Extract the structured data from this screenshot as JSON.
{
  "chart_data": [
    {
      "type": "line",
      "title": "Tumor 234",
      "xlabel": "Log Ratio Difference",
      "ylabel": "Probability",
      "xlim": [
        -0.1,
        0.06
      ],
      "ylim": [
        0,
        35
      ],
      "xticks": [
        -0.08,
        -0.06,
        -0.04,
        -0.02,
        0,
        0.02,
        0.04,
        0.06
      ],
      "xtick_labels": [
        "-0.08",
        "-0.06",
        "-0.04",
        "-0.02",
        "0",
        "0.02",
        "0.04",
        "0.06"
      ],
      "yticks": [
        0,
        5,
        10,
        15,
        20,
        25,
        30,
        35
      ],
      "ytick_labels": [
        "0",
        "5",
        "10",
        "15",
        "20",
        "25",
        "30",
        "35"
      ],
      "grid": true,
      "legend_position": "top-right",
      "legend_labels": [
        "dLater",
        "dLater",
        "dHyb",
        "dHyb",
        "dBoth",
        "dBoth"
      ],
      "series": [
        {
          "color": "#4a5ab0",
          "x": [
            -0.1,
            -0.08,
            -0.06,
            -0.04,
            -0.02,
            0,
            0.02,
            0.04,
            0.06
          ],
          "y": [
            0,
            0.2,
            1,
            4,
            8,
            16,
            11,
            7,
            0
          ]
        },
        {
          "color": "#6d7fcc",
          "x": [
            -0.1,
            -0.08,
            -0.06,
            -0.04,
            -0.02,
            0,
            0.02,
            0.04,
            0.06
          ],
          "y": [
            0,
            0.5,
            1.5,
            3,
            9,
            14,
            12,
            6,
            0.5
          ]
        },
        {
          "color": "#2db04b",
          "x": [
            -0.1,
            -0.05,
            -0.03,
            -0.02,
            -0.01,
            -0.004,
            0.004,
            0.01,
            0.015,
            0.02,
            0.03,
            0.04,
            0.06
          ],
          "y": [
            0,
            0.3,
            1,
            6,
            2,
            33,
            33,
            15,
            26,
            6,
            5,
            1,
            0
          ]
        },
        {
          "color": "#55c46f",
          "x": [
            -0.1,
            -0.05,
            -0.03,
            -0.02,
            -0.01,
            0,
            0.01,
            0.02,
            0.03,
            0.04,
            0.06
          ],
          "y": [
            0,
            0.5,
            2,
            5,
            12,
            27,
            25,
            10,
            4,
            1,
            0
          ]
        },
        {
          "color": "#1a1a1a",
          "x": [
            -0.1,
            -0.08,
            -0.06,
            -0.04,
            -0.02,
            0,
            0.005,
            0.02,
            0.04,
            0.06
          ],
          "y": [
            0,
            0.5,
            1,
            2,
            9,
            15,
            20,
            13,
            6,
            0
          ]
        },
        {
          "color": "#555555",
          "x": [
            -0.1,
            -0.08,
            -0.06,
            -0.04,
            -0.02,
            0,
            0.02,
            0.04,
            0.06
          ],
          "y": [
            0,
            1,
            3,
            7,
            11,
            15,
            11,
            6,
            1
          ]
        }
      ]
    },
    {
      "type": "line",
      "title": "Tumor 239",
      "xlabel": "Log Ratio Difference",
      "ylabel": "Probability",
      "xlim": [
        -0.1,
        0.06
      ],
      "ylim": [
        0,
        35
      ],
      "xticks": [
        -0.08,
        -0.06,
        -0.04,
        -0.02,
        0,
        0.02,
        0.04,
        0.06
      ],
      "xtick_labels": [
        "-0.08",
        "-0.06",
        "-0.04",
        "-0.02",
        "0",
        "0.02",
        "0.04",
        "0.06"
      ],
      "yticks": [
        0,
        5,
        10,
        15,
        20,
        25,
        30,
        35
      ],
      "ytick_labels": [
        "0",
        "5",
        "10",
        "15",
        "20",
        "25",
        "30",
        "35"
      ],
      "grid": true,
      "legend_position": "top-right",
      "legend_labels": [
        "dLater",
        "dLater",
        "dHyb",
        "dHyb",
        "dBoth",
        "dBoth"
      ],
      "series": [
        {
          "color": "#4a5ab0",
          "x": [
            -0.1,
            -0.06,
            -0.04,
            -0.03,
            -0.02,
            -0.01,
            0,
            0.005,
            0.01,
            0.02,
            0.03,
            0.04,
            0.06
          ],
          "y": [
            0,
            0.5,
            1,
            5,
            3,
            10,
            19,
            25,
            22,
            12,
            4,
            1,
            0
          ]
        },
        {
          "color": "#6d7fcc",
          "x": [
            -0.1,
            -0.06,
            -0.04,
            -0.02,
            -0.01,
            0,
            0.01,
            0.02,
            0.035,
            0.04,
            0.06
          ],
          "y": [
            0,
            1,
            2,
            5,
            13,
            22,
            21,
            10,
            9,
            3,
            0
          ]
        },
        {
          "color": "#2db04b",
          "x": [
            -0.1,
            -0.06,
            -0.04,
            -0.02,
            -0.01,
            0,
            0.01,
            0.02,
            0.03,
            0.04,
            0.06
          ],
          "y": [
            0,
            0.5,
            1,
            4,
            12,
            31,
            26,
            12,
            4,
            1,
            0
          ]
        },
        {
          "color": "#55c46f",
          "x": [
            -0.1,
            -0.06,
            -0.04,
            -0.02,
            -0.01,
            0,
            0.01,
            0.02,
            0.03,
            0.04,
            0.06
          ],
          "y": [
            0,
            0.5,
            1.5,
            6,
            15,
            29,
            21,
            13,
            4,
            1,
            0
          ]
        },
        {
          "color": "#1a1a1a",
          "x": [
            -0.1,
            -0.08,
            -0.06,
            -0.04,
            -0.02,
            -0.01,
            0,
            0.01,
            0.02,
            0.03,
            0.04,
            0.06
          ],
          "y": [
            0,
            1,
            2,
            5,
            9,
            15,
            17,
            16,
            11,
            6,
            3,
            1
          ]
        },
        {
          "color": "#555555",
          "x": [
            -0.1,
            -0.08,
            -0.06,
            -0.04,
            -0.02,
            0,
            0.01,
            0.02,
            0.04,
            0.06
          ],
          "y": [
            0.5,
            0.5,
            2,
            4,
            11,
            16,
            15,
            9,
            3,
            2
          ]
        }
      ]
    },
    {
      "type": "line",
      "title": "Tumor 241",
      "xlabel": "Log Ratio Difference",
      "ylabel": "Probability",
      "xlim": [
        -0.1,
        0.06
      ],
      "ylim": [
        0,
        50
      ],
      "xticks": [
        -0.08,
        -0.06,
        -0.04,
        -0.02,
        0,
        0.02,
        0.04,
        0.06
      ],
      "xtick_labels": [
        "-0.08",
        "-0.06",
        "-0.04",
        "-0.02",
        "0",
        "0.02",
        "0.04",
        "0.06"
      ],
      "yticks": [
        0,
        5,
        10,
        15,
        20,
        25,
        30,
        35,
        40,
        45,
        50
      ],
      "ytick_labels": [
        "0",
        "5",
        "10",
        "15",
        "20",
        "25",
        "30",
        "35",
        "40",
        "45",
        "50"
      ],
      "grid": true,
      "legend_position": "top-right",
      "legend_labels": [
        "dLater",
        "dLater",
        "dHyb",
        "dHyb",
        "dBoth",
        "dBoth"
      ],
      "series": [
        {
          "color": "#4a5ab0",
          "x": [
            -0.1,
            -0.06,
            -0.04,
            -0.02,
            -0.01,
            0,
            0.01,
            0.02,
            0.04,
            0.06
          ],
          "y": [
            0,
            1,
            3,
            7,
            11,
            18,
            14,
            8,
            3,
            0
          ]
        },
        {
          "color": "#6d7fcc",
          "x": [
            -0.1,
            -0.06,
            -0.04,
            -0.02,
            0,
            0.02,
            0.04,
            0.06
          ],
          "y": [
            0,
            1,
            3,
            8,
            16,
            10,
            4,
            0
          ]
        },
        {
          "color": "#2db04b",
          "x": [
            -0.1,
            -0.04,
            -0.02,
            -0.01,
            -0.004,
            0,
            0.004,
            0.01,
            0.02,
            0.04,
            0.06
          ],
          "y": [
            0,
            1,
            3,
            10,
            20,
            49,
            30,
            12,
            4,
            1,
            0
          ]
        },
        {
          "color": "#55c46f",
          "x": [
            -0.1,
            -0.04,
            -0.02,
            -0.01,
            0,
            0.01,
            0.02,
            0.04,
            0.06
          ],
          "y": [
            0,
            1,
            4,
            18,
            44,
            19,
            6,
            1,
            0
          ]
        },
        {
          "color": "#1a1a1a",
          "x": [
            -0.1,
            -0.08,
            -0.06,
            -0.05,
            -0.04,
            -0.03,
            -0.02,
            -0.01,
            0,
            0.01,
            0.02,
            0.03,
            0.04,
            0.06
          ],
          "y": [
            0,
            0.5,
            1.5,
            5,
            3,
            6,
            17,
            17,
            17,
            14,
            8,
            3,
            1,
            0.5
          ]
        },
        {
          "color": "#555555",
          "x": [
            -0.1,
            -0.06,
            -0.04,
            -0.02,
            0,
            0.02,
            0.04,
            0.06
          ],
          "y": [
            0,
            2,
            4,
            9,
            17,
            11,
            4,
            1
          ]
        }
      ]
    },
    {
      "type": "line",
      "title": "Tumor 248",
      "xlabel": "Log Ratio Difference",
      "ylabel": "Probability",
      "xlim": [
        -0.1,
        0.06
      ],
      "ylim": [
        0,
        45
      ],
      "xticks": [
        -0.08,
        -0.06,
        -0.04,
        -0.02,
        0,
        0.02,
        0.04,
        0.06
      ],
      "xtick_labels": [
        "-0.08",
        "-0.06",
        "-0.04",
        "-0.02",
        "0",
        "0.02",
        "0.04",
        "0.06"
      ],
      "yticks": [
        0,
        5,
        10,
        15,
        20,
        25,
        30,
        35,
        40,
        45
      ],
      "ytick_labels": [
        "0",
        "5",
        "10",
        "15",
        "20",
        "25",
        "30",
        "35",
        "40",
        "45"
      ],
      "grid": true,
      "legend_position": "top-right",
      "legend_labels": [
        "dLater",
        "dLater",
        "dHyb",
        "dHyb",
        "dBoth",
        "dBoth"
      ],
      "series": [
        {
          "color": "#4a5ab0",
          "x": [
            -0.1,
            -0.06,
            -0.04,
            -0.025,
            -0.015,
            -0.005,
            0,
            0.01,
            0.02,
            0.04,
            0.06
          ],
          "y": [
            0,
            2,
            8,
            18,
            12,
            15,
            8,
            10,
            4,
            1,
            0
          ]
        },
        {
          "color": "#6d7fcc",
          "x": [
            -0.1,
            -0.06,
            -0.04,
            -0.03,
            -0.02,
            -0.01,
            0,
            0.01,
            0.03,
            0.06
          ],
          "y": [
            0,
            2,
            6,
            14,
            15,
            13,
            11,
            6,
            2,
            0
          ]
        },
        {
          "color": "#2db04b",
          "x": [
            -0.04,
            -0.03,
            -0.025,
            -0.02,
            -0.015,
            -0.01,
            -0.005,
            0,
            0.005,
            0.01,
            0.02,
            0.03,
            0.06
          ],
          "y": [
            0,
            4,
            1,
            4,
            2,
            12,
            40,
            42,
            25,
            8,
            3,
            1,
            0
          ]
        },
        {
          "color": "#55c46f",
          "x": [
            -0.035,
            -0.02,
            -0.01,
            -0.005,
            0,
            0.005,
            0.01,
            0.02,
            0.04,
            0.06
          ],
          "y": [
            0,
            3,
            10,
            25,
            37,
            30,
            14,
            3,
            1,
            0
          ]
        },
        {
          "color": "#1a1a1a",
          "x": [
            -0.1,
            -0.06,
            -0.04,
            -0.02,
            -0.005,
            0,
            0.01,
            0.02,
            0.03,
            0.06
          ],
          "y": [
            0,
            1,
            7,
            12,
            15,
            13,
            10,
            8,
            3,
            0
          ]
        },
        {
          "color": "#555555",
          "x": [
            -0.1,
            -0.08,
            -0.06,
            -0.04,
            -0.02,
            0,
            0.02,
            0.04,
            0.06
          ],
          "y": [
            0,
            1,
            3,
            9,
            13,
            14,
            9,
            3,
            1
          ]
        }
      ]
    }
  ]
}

# Requirement
All lines of the records above with the word "title" in them are to be copied.

# Answer box
      "title": "Tumor 234",
      "title": "Tumor 239",
      "title": "Tumor 241",
      "title": "Tumor 248",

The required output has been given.